**Instructions to follow:**
Your task is to repeat the entries underneath exactly, minus the pictures.

☆ ☆ ☆ ☆ ☆

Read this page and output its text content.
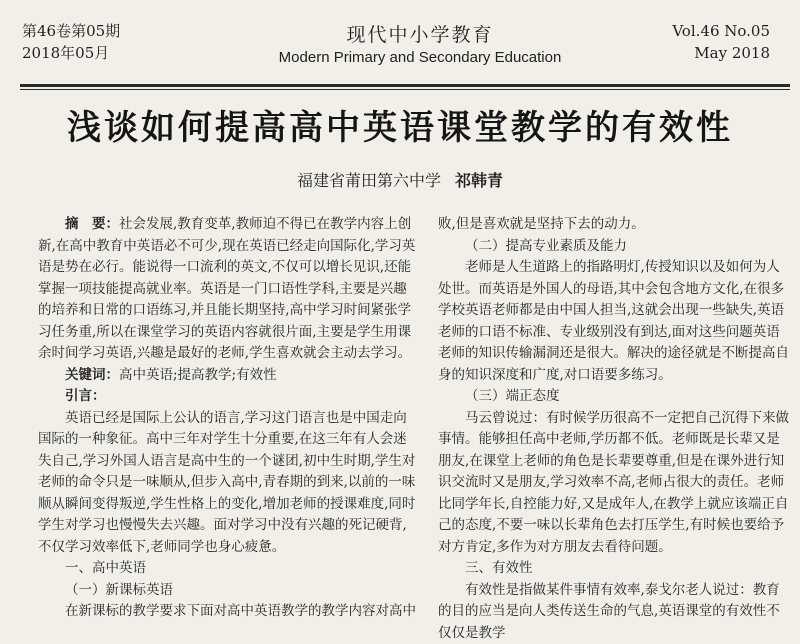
第46卷第05期
2018年05月
现代中小学教育
Modern Primary and Secondary Education
Vol.46 No.05
May 2018
浅谈如何提高高中英语课堂教学的有效性
福建省莆田第六中学 祁韩青

摘　要：社会发展,教育变革,教师迫不得已在教学内容上创新,在高中教育中英语必不可少,现在英语已经走向国际化,学习英语是势在必行。能说得一口流利的英文,不仅可以增长见识,还能掌握一项技能提高就业率。英语是一门口语性学科,主要是兴趣的培养和日常的口语练习,并且能长期坚持,高中学习时间紧张学习任务重,所以在课堂学习的英语内容就很片面,主要是学生用课余时间学习英语,兴趣是最好的老师,学生喜欢就会主动去学习。

关键词：高中英语;提高教学;有效性

引言：

英语已经是国际上公认的语言,学习这门语言也是中国走向国际的一种象征。高中三年对学生十分重要,在这三年有人会迷失自己,学习外国人语言是高中生的一个谜团,初中生时期,学生对老师的命令只是一味顺从,但步入高中,青春期的到来,以前的一味顺从瞬间变得叛逆,学生性格上的变化,增加老师的授课难度,同时学生对学习也慢慢失去兴趣。面对学习中没有兴趣的死记硬背,不仅学习效率低下,老师同学也身心疲惫。

一、高中英语

（一）新课标英语

在新课标的教学要求下面对高中英语教学的教学内容对高中

败,但是喜欢就是坚持下去的动力。

（二）提高专业素质及能力

老师是人生道路上的指路明灯,传授知识以及如何为人处世。而英语是外国人的母语,其中会包含地方文化,在很多学校英语老师都是由中国人担当,这就会出现一些缺失,英语老师的口语不标准、专业级别没有到达,面对这些问题英语老师的知识传输漏洞还是很大。解决的途径就是不断提高自身的知识深度和广度,对口语要多练习。

（三）端正态度

马云曾说过：有时候学历很高不一定把自己沉得下来做事情。能够担任高中老师,学历都不低。老师既是长辈又是朋友,在课堂上老师的角色是长辈要尊重,但是在课外进行知识交流时又是朋友,学习效率不高,老师占很大的责任。老师比同学年长,自控能力好,又是成年人,在教学上就应该端正自己的态度,不要一味以长辈角色去打压学生,有时候也要给予对方肯定,多作为对方朋友去看待问题。

三、有效性

有效性是指做某件事情有效率,泰戈尔老人说过：教育的目的应当是向人类传送生命的气息,英语课堂的有效性不仅仅是教学
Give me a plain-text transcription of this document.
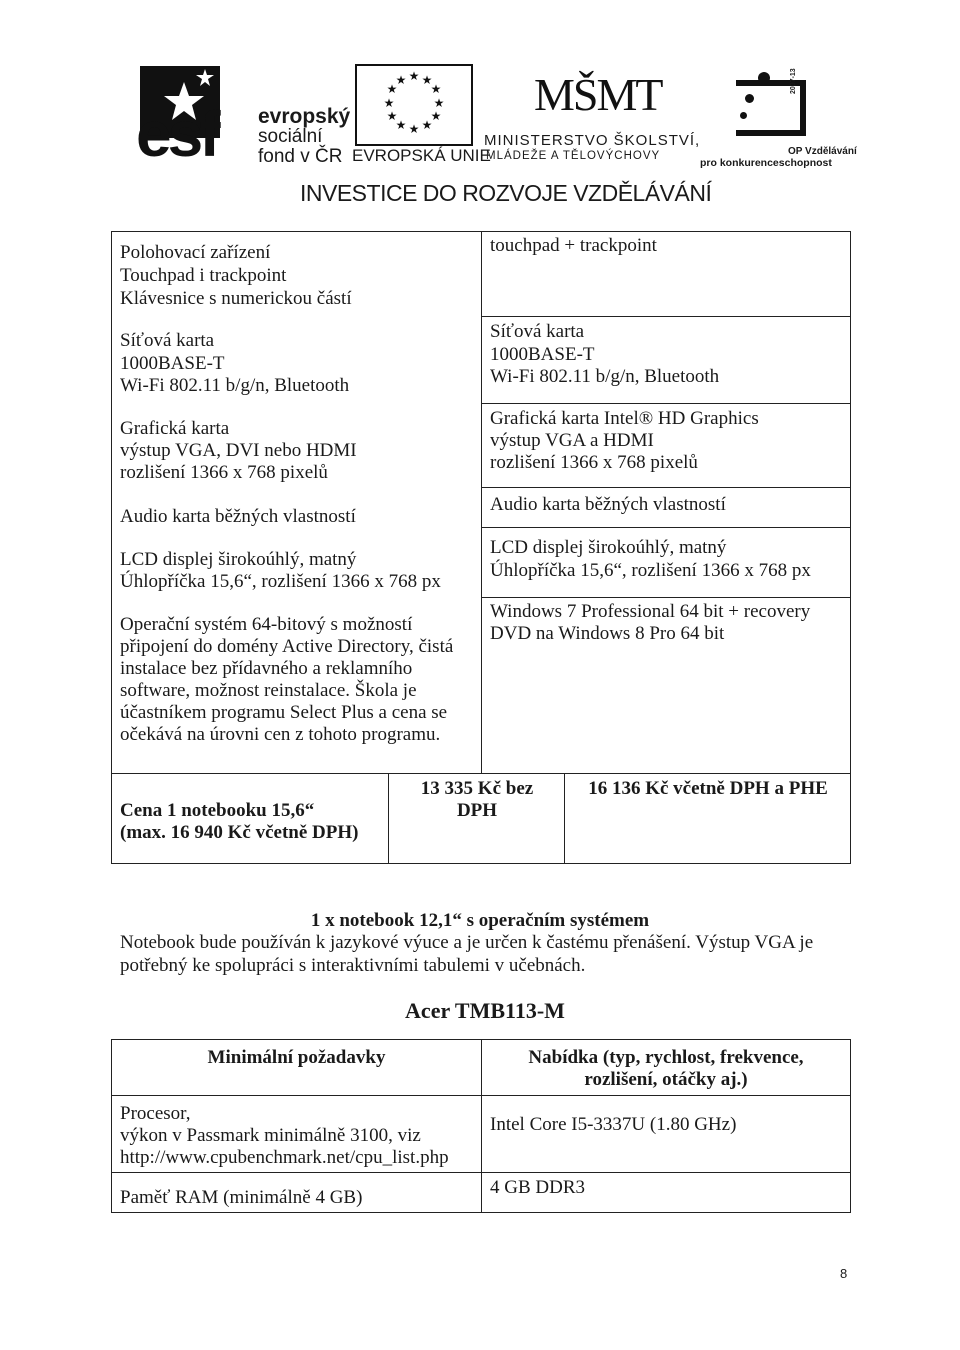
esf evropský
sociální
fond v ČR
★ ★
★
★
★
★
★
★
★
★
★
★
EVROPSKÁ UNIE
MŠMT
MINISTERSTVO ŠKOLSTVÍ,
MLÁDEŽE A TĚLOVÝCHOVY
2007-13
OP Vzdělávání
pro konkurenceschopnost
INVESTICE DO ROZVOJE VZDĚLÁVÁNÍ
Polohovací zařízení
Touchpad i trackpoint
Klávesnice s numerickou částí
Síťová karta
1000BASE-T
Wi-Fi 802.11 b/g/n, Bluetooth
Grafická karta
výstup VGA, DVI nebo HDMI
rozlišení 1366 x 768 pixelů
Audio karta běžných vlastností
LCD displej širokoúhlý, matný
Úhlopříčka 15,6“, rozlišení 1366 x 768 px
Operační systém 64-bitový s možností
připojení do domény Active Directory, čistá
instalace bez přídavného a reklamního
software, možnost reinstalace. Škola je
účastníkem programu Select Plus a cena se
očekává na úrovni cen z tohoto programu.
touchpad + trackpoint
Síťová karta
1000BASE-T
Wi-Fi 802.11 b/g/n, Bluetooth
Grafická karta Intel® HD Graphics
výstup VGA a HDMI
rozlišení 1366 x 768 pixelů
Audio karta běžných vlastností
LCD displej širokoúhlý, matný
Úhlopříčka 15,6“, rozlišení 1366 x 768 px
Windows 7 Professional 64 bit + recovery
DVD na Windows 8 Pro 64 bit
Cena 1 notebooku 15,6“
(max. 16 940 Kč včetně DPH)
13 335 Kč bez
DPH
16 136 Kč včetně DPH a PHE
1 x notebook 12,1“ s operačním systémem
Notebook bude používán k jazykové výuce a je určen k častému přenášení. Výstup VGA je
potřebný ke spolupráci s interaktivními tabulemi v učebnách.
Acer TMB113-M
Minimální požadavky	Nabídka (typ, rychlost, frekvence,
rozlišení, otáčky aj.)
Procesor,
výkon v Passmark minimálně 3100, viz
http://www.cpubenchmark.net/cpu_list.php
Intel Core I5-3337U (1.80 GHz)
Paměť RAM (minimálně 4 GB)	4 GB DDR3
8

☆ ☆ ☆ ☆ ☆

**Result below:**
Read this page and output its text content.
第46卷第05期
2018年05月
现代中小学教育
Modern Primary and Secondary Education
Vol.46 No.05
May 2018
浅谈如何提高高中英语课堂教学的有效性
福建省莆田第六中学 祁韩青

摘　要：社会发展,教育变革,教师迫不得已在教学内容上创新,在高中教育中英语必不可少,现在英语已经走向国际化,学习英语是势在必行。能说得一口流利的英文,不仅可以增长见识,还能掌握一项技能提高就业率。英语是一门口语性学科,主要是兴趣的培养和日常的口语练习,并且能长期坚持,高中学习时间紧张学习任务重,所以在课堂学习的英语内容就很片面,主要是学生用课余时间学习英语,兴趣是最好的老师,学生喜欢就会主动去学习。

关键词：高中英语;提高教学;有效性

引言：

英语已经是国际上公认的语言,学习这门语言也是中国走向国际的一种象征。高中三年对学生十分重要,在这三年有人会迷失自己,学习外国人语言是高中生的一个谜团,初中生时期,学生对老师的命令只是一味顺从,但步入高中,青春期的到来,以前的一味顺从瞬间变得叛逆,学生性格上的变化,增加老师的授课难度,同时学生对学习也慢慢失去兴趣。面对学习中没有兴趣的死记硬背,不仅学习效率低下,老师同学也身心疲惫。

一、高中英语

（一）新课标英语

在新课标的教学要求下面对高中英语教学的教学内容对高中

败,但是喜欢就是坚持下去的动力。

（二）提高专业素质及能力

老师是人生道路上的指路明灯,传授知识以及如何为人处世。而英语是外国人的母语,其中会包含地方文化,在很多学校英语老师都是由中国人担当,这就会出现一些缺失,英语老师的口语不标准、专业级别没有到达,面对这些问题英语老师的知识传输漏洞还是很大。解决的途径就是不断提高自身的知识深度和广度,对口语要多练习。

（三）端正态度

马云曾说过：有时候学历很高不一定把自己沉得下来做事情。能够担任高中老师,学历都不低。老师既是长辈又是朋友,在课堂上老师的角色是长辈要尊重,但是在课外进行知识交流时又是朋友,学习效率不高,老师占很大的责任。老师比同学年长,自控能力好,又是成年人,在教学上就应该端正自己的态度,不要一味以长辈角色去打压学生,有时候也要给予对方肯定,多作为对方朋友去看待问题。

三、有效性

有效性是指做某件事情有效率,泰戈尔老人说过：教育的目的应当是向人类传送生命的气息,英语课堂的有效性不仅仅是教学
Give me a plain-text transcription of this document.
esf evropský
sociální
fond v ČR
★ ★
★
★
★
★
★
★
★
★
★
★
EVROPSKÁ UNIE
MŠMT
MINISTERSTVO ŠKOLSTVÍ,
MLÁDEŽE A TĚLOVÝCHOVY
2007-13
OP Vzdělávání
pro konkurenceschopnost
INVESTICE DO ROZVOJE VZDĚLÁVÁNÍ
Polohovací zařízení
Touchpad i trackpoint
Klávesnice s numerickou částí
Síťová karta
1000BASE-T
Wi-Fi 802.11 b/g/n, Bluetooth
Grafická karta
výstup VGA, DVI nebo HDMI
rozlišení 1366 x 768 pixelů
Audio karta běžných vlastností
LCD displej širokoúhlý, matný
Úhlopříčka 15,6“, rozlišení 1366 x 768 px
Operační systém 64-bitový s možností
připojení do domény Active Directory, čistá
instalace bez přídavného a reklamního
software, možnost reinstalace. Škola je
účastníkem programu Select Plus a cena se
očekává na úrovni cen z tohoto programu.
touchpad + trackpoint
Síťová karta
1000BASE-T
Wi-Fi 802.11 b/g/n, Bluetooth
Grafická karta Intel® HD Graphics
výstup VGA a HDMI
rozlišení 1366 x 768 pixelů
Audio karta běžných vlastností
LCD displej širokoúhlý, matný
Úhlopříčka 15,6“, rozlišení 1366 x 768 px
Windows 7 Professional 64 bit + recovery
DVD na Windows 8 Pro 64 bit
Cena 1 notebooku 15,6“
(max. 16 940 Kč včetně DPH)
13 335 Kč bez
DPH
16 136 Kč včetně DPH a PHE
1 x notebook 12,1“ s operačním systémem
Notebook bude používán k jazykové výuce a je určen k častému přenášení. Výstup VGA je
potřebný ke spolupráci s interaktivními tabulemi v učebnách.
Acer TMB113-M
Minimální požadavky	Nabídka (typ, rychlost, frekvence,
rozlišení, otáčky aj.)
Procesor,
výkon v Passmark minimálně 3100, viz
http://www.cpubenchmark.net/cpu_list.php
Intel Core I5-3337U (1.80 GHz)
Paměť RAM (minimálně 4 GB)	4 GB DDR3
8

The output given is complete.